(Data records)
· · · · · · ·
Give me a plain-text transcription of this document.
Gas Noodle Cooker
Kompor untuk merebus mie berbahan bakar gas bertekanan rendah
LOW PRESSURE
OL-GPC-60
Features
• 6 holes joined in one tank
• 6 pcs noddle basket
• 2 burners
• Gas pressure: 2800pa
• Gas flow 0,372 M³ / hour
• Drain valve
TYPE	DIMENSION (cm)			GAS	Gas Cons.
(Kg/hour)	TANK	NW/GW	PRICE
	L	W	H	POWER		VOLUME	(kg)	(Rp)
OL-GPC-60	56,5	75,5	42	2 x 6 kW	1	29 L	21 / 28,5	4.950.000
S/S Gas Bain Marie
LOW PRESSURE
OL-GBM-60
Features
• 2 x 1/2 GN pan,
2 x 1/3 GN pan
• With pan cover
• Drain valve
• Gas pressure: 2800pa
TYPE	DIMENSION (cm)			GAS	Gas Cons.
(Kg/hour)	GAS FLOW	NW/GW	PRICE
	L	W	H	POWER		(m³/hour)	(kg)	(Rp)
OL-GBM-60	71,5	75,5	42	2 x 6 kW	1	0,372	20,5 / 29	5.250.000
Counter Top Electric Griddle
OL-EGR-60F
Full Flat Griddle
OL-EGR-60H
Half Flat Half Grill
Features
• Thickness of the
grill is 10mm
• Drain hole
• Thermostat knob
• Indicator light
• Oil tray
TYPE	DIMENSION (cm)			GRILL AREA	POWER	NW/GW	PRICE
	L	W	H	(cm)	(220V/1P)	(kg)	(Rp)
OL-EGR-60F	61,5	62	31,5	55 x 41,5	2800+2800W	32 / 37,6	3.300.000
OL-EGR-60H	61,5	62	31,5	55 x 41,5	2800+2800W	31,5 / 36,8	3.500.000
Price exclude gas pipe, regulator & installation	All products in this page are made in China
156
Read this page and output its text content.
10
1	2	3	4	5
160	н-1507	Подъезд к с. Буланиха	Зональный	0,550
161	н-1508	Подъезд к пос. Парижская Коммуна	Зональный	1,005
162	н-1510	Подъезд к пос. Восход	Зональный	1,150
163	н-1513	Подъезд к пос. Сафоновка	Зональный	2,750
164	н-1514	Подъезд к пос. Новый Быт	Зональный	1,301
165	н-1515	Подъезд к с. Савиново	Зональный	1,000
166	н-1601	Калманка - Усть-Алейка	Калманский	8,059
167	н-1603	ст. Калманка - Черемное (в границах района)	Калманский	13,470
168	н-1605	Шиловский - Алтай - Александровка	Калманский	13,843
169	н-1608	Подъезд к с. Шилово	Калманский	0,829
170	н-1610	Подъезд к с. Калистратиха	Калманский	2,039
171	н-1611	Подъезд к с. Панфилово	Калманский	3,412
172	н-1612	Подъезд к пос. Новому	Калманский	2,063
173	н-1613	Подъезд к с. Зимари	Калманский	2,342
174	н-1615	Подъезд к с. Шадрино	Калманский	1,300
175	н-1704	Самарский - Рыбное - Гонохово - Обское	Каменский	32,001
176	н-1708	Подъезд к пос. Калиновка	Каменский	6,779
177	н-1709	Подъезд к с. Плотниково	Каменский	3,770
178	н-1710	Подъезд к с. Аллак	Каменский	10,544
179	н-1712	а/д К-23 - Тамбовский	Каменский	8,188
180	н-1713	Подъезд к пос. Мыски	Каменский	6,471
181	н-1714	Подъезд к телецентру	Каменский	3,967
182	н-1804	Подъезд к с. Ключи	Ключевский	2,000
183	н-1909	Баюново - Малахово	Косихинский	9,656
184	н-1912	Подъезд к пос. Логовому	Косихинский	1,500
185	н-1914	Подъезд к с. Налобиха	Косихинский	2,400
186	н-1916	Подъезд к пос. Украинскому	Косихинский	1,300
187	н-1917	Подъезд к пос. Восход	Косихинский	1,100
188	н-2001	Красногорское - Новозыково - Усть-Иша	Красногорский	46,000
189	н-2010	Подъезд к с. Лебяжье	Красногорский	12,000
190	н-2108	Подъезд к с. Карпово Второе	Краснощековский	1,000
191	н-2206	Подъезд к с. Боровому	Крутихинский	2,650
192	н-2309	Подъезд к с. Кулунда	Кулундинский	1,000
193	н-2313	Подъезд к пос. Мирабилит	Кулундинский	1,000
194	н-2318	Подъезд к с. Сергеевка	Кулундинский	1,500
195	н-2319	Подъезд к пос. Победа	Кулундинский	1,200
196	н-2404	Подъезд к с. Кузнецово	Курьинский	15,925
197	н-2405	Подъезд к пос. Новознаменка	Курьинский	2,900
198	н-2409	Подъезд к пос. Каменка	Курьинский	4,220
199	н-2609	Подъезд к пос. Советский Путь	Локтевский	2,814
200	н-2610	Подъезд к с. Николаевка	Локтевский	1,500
· · · · · · ·
Give the entries again in full, exactly as they are written.

> Expected answer:
Give me a plain-text transcription of this document.
Gas Noodle Cooker
Kompor untuk merebus mie berbahan bakar gas bertekanan rendah
LOW PRESSURE
OL-GPC-60
Features
• 6 holes joined in one tank
• 6 pcs noddle basket
• 2 burners
• Gas pressure: 2800pa
• Gas flow 0,372 M³ / hour
• Drain valve
TYPE	DIMENSION (cm)			GAS	Gas Cons.
(Kg/hour)	TANK	NW/GW	PRICE
	L	W	H	POWER		VOLUME	(kg)	(Rp)
OL-GPC-60	56,5	75,5	42	2 x 6 kW	1	29 L	21 / 28,5	4.950.000
S/S Gas Bain Marie
LOW PRESSURE
OL-GBM-60
Features
• 2 x 1/2 GN pan,
2 x 1/3 GN pan
• With pan cover
• Drain valve
• Gas pressure: 2800pa
TYPE	DIMENSION (cm)			GAS	Gas Cons.
(Kg/hour)	GAS FLOW	NW/GW	PRICE
	L	W	H	POWER		(m³/hour)	(kg)	(Rp)
OL-GBM-60	71,5	75,5	42	2 x 6 kW	1	0,372	20,5 / 29	5.250.000
Counter Top Electric Griddle
OL-EGR-60F
Full Flat Griddle
OL-EGR-60H
Half Flat Half Grill
Features
• Thickness of the
grill is 10mm
• Drain hole
• Thermostat knob
• Indicator light
• Oil tray
TYPE	DIMENSION (cm)			GRILL AREA	POWER	NW/GW	PRICE
	L	W	H	(cm)	(220V/1P)	(kg)	(Rp)
OL-EGR-60F	61,5	62	31,5	55 x 41,5	2800+2800W	32 / 37,6	3.300.000
OL-EGR-60H	61,5	62	31,5	55 x 41,5	2800+2800W	31,5 / 36,8	3.500.000
Price exclude gas pipe, regulator & installation	All products in this page are made in China
156
Read this page and output its text content.
10
1	2	3	4	5
160	н-1507	Подъезд к с. Буланиха	Зональный	0,550
161	н-1508	Подъезд к пос. Парижская Коммуна	Зональный	1,005
162	н-1510	Подъезд к пос. Восход	Зональный	1,150
163	н-1513	Подъезд к пос. Сафоновка	Зональный	2,750
164	н-1514	Подъезд к пос. Новый Быт	Зональный	1,301
165	н-1515	Подъезд к с. Савиново	Зональный	1,000
166	н-1601	Калманка - Усть-Алейка	Калманский	8,059
167	н-1603	ст. Калманка - Черемное (в границах района)	Калманский	13,470
168	н-1605	Шиловский - Алтай - Александровка	Калманский	13,843
169	н-1608	Подъезд к с. Шилово	Калманский	0,829
170	н-1610	Подъезд к с. Калистратиха	Калманский	2,039
171	н-1611	Подъезд к с. Панфилово	Калманский	3,412
172	н-1612	Подъезд к пос. Новому	Калманский	2,063
173	н-1613	Подъезд к с. Зимари	Калманский	2,342
174	н-1615	Подъезд к с. Шадрино	Калманский	1,300
175	н-1704	Самарский - Рыбное - Гонохово - Обское	Каменский	32,001
176	н-1708	Подъезд к пос. Калиновка	Каменский	6,779
177	н-1709	Подъезд к с. Плотниково	Каменский	3,770
178	н-1710	Подъезд к с. Аллак	Каменский	10,544
179	н-1712	а/д К-23 - Тамбовский	Каменский	8,188
180	н-1713	Подъезд к пос. Мыски	Каменский	6,471
181	н-1714	Подъезд к телецентру	Каменский	3,967
182	н-1804	Подъезд к с. Ключи	Ключевский	2,000
183	н-1909	Баюново - Малахово	Косихинский	9,656
184	н-1912	Подъезд к пос. Логовому	Косихинский	1,500
185	н-1914	Подъезд к с. Налобиха	Косихинский	2,400
186	н-1916	Подъезд к пос. Украинскому	Косихинский	1,300
187	н-1917	Подъезд к пос. Восход	Косихинский	1,100
188	н-2001	Красногорское - Новозыково - Усть-Иша	Красногорский	46,000
189	н-2010	Подъезд к с. Лебяжье	Красногорский	12,000
190	н-2108	Подъезд к с. Карпово Второе	Краснощековский	1,000
191	н-2206	Подъезд к с. Боровому	Крутихинский	2,650
192	н-2309	Подъезд к с. Кулунда	Кулундинский	1,000
193	н-2313	Подъезд к пос. Мирабилит	Кулундинский	1,000
194	н-2318	Подъезд к с. Сергеевка	Кулундинский	1,500
195	н-2319	Подъезд к пос. Победа	Кулундинский	1,200
196	н-2404	Подъезд к с. Кузнецово	Курьинский	15,925
197	н-2405	Подъезд к пос. Новознаменка	Курьинский	2,900
198	н-2409	Подъезд к пос. Каменка	Курьинский	4,220
199	н-2609	Подъезд к пос. Советский Путь	Локтевский	2,814
200	н-2610	Подъезд к с. Николаевка	Локтевский	1,500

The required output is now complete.